- [The problem]
In the records from the start through the line containing "Give me the", inclusive, rename "bounding boxes" to "box coordinates" and reproduce those lines with the rest unchanged. Leave out the pictures.
===== Data for processing =====
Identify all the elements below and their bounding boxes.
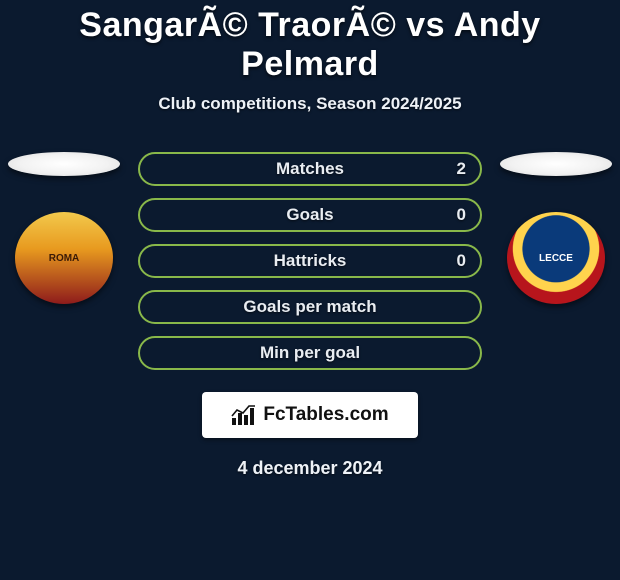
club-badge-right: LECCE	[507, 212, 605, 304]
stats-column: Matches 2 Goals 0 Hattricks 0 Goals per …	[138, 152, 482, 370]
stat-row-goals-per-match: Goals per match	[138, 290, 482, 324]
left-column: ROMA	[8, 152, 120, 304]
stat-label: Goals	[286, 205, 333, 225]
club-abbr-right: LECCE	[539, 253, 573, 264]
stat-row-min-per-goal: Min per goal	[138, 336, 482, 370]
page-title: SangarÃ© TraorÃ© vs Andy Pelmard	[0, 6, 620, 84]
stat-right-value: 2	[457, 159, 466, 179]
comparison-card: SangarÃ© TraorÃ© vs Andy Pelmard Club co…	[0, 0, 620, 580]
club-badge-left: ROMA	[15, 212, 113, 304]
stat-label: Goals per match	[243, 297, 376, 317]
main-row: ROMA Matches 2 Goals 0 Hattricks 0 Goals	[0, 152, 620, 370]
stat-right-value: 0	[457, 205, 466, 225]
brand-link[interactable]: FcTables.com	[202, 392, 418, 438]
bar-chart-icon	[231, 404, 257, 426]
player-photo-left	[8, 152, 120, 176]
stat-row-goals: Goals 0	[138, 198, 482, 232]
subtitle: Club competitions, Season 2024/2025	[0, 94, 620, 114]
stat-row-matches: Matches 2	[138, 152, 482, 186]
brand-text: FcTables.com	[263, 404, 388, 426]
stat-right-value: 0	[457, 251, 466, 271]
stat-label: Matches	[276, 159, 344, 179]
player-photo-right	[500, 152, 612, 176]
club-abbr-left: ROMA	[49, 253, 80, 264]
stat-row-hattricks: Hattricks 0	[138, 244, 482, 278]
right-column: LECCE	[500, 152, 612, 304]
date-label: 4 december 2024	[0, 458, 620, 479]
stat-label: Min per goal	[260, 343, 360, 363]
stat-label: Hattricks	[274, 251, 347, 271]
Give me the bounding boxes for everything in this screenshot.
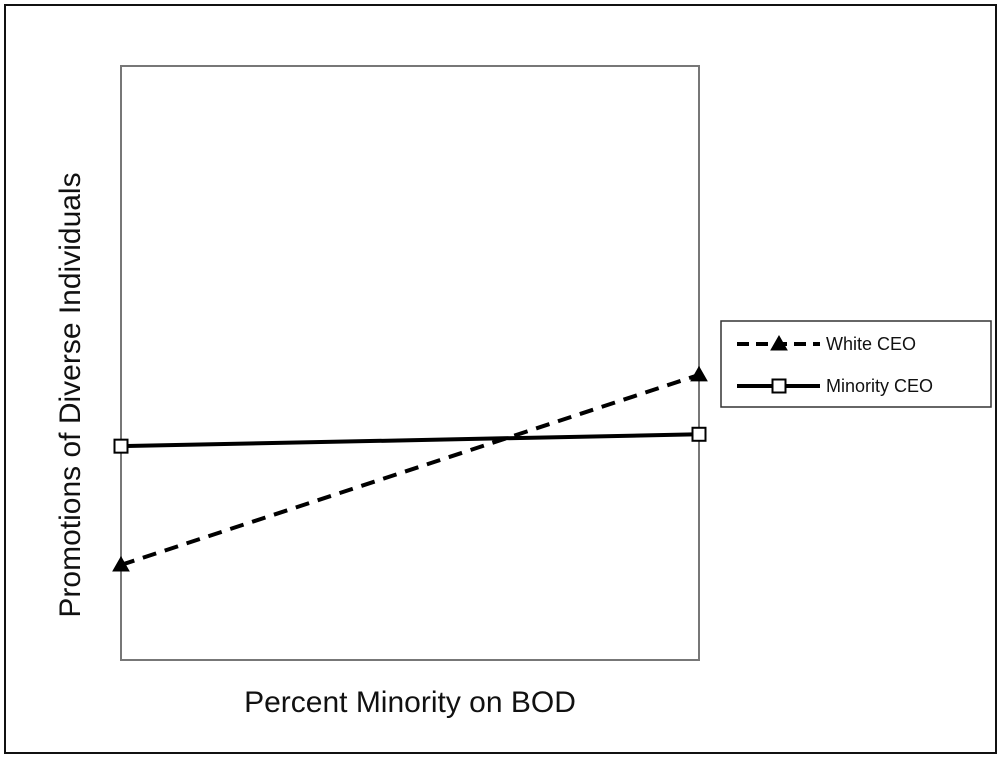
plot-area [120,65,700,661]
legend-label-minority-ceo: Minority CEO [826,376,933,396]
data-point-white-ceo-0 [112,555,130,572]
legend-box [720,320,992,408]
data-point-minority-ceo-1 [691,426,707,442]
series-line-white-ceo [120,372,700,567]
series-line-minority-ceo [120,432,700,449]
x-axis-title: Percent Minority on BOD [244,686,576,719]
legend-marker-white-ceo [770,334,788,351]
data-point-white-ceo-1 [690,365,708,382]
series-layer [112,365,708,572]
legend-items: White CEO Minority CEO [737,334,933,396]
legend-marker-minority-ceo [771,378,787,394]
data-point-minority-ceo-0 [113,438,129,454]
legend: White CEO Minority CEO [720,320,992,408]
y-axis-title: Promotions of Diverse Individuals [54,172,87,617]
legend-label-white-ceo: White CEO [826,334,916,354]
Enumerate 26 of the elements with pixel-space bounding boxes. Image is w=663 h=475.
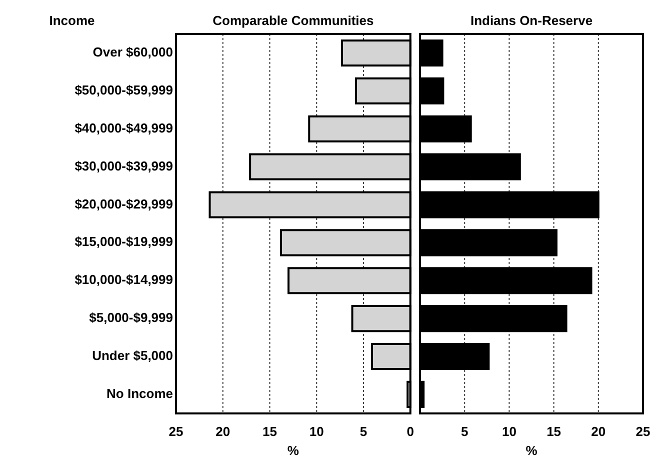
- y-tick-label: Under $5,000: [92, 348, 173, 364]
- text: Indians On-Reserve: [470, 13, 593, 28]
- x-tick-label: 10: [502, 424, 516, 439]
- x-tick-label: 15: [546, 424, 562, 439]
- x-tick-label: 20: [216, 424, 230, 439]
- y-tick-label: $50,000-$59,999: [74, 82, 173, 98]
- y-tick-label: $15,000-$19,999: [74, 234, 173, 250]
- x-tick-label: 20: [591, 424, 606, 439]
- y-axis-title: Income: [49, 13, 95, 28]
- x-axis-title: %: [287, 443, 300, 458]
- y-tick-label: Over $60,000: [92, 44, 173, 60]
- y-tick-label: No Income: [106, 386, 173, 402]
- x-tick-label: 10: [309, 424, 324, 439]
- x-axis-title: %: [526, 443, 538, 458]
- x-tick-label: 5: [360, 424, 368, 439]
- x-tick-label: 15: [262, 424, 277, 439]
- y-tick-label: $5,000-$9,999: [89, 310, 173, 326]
=====
- [Exercise result]
Identify all the elements below and their box coordinates.
club-badge-right: LECCE	[507, 212, 605, 304]
stats-column: Matches 2 Goals 0 Hattricks 0 Goals per …	[138, 152, 482, 370]
stat-row-goals-per-match: Goals per match	[138, 290, 482, 324]
left-column: ROMA	[8, 152, 120, 304]
stat-label: Goals	[286, 205, 333, 225]
club-abbr-right: LECCE	[539, 253, 573, 264]
stat-row-min-per-goal: Min per goal	[138, 336, 482, 370]
page-title: SangarÃ© TraorÃ© vs Andy Pelmard	[0, 6, 620, 84]
stat-right-value: 2	[457, 159, 466, 179]
comparison-card: SangarÃ© TraorÃ© vs Andy Pelmard Club co…	[0, 0, 620, 580]
club-badge-left: ROMA	[15, 212, 113, 304]
stat-label: Goals per match	[243, 297, 376, 317]
main-row: ROMA Matches 2 Goals 0 Hattricks 0 Goals	[0, 152, 620, 370]
stat-right-value: 0	[457, 205, 466, 225]
brand-link[interactable]: FcTables.com	[202, 392, 418, 438]
bar-chart-icon	[231, 404, 257, 426]
player-photo-left	[8, 152, 120, 176]
stat-row-goals: Goals 0	[138, 198, 482, 232]
subtitle: Club competitions, Season 2024/2025	[0, 94, 620, 114]
stat-row-matches: Matches 2	[138, 152, 482, 186]
brand-text: FcTables.com	[263, 404, 388, 426]
stat-right-value: 0	[457, 251, 466, 271]
stat-label: Matches	[276, 159, 344, 179]
player-photo-right	[500, 152, 612, 176]
club-abbr-left: ROMA	[49, 253, 80, 264]
stat-row-hattricks: Hattricks 0	[138, 244, 482, 278]
right-column: LECCE	[500, 152, 612, 304]
date-label: 4 december 2024	[0, 458, 620, 479]
stat-label: Min per goal	[260, 343, 360, 363]
stat-label: Hattricks	[274, 251, 347, 271]
Give me the box coordinates for everything in this screenshot.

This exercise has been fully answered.